### Stored data:
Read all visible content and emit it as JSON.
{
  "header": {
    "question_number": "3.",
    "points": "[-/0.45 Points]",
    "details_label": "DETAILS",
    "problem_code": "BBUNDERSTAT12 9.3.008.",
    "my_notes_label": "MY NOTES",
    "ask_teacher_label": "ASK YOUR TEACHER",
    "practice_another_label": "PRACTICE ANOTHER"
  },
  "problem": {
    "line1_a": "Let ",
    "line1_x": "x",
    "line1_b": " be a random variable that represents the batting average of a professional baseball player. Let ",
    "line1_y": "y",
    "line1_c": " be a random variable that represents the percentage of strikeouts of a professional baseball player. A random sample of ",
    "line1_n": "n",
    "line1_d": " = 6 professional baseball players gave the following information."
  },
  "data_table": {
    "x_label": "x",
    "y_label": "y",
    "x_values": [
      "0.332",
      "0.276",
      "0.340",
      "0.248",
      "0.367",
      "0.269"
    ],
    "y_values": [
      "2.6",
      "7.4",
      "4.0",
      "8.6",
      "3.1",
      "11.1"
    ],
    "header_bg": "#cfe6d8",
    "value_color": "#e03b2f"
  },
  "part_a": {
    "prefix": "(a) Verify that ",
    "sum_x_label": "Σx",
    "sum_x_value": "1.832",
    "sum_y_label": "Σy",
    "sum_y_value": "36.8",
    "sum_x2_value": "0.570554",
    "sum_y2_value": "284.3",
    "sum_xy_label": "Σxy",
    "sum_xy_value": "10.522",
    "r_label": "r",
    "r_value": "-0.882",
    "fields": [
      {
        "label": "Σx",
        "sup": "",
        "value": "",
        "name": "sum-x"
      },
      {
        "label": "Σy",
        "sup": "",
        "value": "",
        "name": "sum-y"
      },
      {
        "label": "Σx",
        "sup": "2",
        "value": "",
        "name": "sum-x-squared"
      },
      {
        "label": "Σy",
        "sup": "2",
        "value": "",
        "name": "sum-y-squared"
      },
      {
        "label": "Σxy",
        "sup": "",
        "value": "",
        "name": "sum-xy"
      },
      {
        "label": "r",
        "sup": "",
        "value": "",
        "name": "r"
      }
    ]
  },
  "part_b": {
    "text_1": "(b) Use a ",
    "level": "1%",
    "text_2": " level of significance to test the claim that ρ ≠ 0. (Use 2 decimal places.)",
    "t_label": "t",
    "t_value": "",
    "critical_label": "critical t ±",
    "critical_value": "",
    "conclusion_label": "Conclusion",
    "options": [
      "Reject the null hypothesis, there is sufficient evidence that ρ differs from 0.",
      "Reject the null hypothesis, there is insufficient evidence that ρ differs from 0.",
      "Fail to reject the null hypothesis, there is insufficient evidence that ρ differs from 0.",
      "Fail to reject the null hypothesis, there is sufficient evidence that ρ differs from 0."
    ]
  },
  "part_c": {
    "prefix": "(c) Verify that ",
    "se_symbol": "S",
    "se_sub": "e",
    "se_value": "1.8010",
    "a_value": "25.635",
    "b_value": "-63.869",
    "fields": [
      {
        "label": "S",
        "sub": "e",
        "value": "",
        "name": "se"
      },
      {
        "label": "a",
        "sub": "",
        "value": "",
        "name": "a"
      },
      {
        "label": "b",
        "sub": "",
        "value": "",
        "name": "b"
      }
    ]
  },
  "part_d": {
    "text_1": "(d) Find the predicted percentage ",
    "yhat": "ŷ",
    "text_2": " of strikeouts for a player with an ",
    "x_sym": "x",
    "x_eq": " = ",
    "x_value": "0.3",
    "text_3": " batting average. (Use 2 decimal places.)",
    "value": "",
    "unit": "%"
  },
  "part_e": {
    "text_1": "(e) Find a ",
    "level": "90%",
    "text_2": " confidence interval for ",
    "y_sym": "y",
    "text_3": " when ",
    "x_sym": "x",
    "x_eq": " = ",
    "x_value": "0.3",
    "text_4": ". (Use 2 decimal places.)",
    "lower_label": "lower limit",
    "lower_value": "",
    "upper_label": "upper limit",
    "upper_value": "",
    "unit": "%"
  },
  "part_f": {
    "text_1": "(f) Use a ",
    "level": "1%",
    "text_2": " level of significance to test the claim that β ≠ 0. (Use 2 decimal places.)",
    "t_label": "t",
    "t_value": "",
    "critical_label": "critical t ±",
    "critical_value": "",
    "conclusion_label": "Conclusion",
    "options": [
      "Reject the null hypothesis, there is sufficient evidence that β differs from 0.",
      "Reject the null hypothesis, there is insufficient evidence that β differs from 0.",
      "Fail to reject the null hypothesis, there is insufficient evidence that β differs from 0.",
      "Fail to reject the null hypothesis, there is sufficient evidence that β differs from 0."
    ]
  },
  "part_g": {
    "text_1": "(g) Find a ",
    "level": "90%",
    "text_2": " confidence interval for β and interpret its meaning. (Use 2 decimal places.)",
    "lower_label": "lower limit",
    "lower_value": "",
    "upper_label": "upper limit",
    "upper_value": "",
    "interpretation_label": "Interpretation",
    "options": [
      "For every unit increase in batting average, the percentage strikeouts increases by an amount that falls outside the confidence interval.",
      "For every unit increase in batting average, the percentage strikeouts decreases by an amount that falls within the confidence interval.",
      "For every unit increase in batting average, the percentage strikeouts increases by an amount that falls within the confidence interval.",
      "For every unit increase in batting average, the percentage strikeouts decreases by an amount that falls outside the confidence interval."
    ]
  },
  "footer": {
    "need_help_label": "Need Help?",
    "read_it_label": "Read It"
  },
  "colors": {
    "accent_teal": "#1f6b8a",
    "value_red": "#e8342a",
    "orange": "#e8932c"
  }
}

### What you have to do:
Would you reproduce the material above in full, exactly as given?

### Written reply:
Read all visible content and emit it as JSON.
{
  "header": {
    "question_number": "3.",
    "points": "[-/0.45 Points]",
    "details_label": "DETAILS",
    "problem_code": "BBUNDERSTAT12 9.3.008.",
    "my_notes_label": "MY NOTES",
    "ask_teacher_label": "ASK YOUR TEACHER",
    "practice_another_label": "PRACTICE ANOTHER"
  },
  "problem": {
    "line1_a": "Let ",
    "line1_x": "x",
    "line1_b": " be a random variable that represents the batting average of a professional baseball player. Let ",
    "line1_y": "y",
    "line1_c": " be a random variable that represents the percentage of strikeouts of a professional baseball player. A random sample of ",
    "line1_n": "n",
    "line1_d": " = 6 professional baseball players gave the following information."
  },
  "data_table": {
    "x_label": "x",
    "y_label": "y",
    "x_values": [
      "0.332",
      "0.276",
      "0.340",
      "0.248",
      "0.367",
      "0.269"
    ],
    "y_values": [
      "2.6",
      "7.4",
      "4.0",
      "8.6",
      "3.1",
      "11.1"
    ],
    "header_bg": "#cfe6d8",
    "value_color": "#e03b2f"
  },
  "part_a": {
    "prefix": "(a) Verify that ",
    "sum_x_label": "Σx",
    "sum_x_value": "1.832",
    "sum_y_label": "Σy",
    "sum_y_value": "36.8",
    "sum_x2_value": "0.570554",
    "sum_y2_value": "284.3",
    "sum_xy_label": "Σxy",
    "sum_xy_value": "10.522",
    "r_label": "r",
    "r_value": "-0.882",
    "fields": [
      {
        "label": "Σx",
        "sup": "",
        "value": "",
        "name": "sum-x"
      },
      {
        "label": "Σy",
        "sup": "",
        "value": "",
        "name": "sum-y"
      },
      {
        "label": "Σx",
        "sup": "2",
        "value": "",
        "name": "sum-x-squared"
      },
      {
        "label": "Σy",
        "sup": "2",
        "value": "",
        "name": "sum-y-squared"
      },
      {
        "label": "Σxy",
        "sup": "",
        "value": "",
        "name": "sum-xy"
      },
      {
        "label": "r",
        "sup": "",
        "value": "",
        "name": "r"
      }
    ]
  },
  "part_b": {
    "text_1": "(b) Use a ",
    "level": "1%",
    "text_2": " level of significance to test the claim that ρ ≠ 0. (Use 2 decimal places.)",
    "t_label": "t",
    "t_value": "",
    "critical_label": "critical t ±",
    "critical_value": "",
    "conclusion_label": "Conclusion",
    "options": [
      "Reject the null hypothesis, there is sufficient evidence that ρ differs from 0.",
      "Reject the null hypothesis, there is insufficient evidence that ρ differs from 0.",
      "Fail to reject the null hypothesis, there is insufficient evidence that ρ differs from 0.",
      "Fail to reject the null hypothesis, there is sufficient evidence that ρ differs from 0."
    ]
  },
  "part_c": {
    "prefix": "(c) Verify that ",
    "se_symbol": "S",
    "se_sub": "e",
    "se_value": "1.8010",
    "a_value": "25.635",
    "b_value": "-63.869",
    "fields": [
      {
        "label": "S",
        "sub": "e",
        "value": "",
        "name": "se"
      },
      {
        "label": "a",
        "sub": "",
        "value": "",
        "name": "a"
      },
      {
        "label": "b",
        "sub": "",
        "value": "",
        "name": "b"
      }
    ]
  },
  "part_d": {
    "text_1": "(d) Find the predicted percentage ",
    "yhat": "ŷ",
    "text_2": " of strikeouts for a player with an ",
    "x_sym": "x",
    "x_eq": " = ",
    "x_value": "0.3",
    "text_3": " batting average. (Use 2 decimal places.)",
    "value": "",
    "unit": "%"
  },
  "part_e": {
    "text_1": "(e) Find a ",
    "level": "90%",
    "text_2": " confidence interval for ",
    "y_sym": "y",
    "text_3": " when ",
    "x_sym": "x",
    "x_eq": " = ",
    "x_value": "0.3",
    "text_4": ". (Use 2 decimal places.)",
    "lower_label": "lower limit",
    "lower_value": "",
    "upper_label": "upper limit",
    "upper_value": "",
    "unit": "%"
  },
  "part_f": {
    "text_1": "(f) Use a ",
    "level": "1%",
    "text_2": " level of significance to test the claim that β ≠ 0. (Use 2 decimal places.)",
    "t_label": "t",
    "t_value": "",
    "critical_label": "critical t ±",
    "critical_value": "",
    "conclusion_label": "Conclusion",
    "options": [
      "Reject the null hypothesis, there is sufficient evidence that β differs from 0.",
      "Reject the null hypothesis, there is insufficient evidence that β differs from 0.",
      "Fail to reject the null hypothesis, there is insufficient evidence that β differs from 0.",
      "Fail to reject the null hypothesis, there is sufficient evidence that β differs from 0."
    ]
  },
  "part_g": {
    "text_1": "(g) Find a ",
    "level": "90%",
    "text_2": " confidence interval for β and interpret its meaning. (Use 2 decimal places.)",
    "lower_label": "lower limit",
    "lower_value": "",
    "upper_label": "upper limit",
    "upper_value": "",
    "interpretation_label": "Interpretation",
    "options": [
      "For every unit increase in batting average, the percentage strikeouts increases by an amount that falls outside the confidence interval.",
      "For every unit increase in batting average, the percentage strikeouts decreases by an amount that falls within the confidence interval.",
      "For every unit increase in batting average, the percentage strikeouts increases by an amount that falls within the confidence interval.",
      "For every unit increase in batting average, the percentage strikeouts decreases by an amount that falls outside the confidence interval."
    ]
  },
  "footer": {
    "need_help_label": "Need Help?",
    "read_it_label": "Read It"
  },
  "colors": {
    "accent_teal": "#1f6b8a",
    "value_red": "#e8342a",
    "orange": "#e8932c"
  }
}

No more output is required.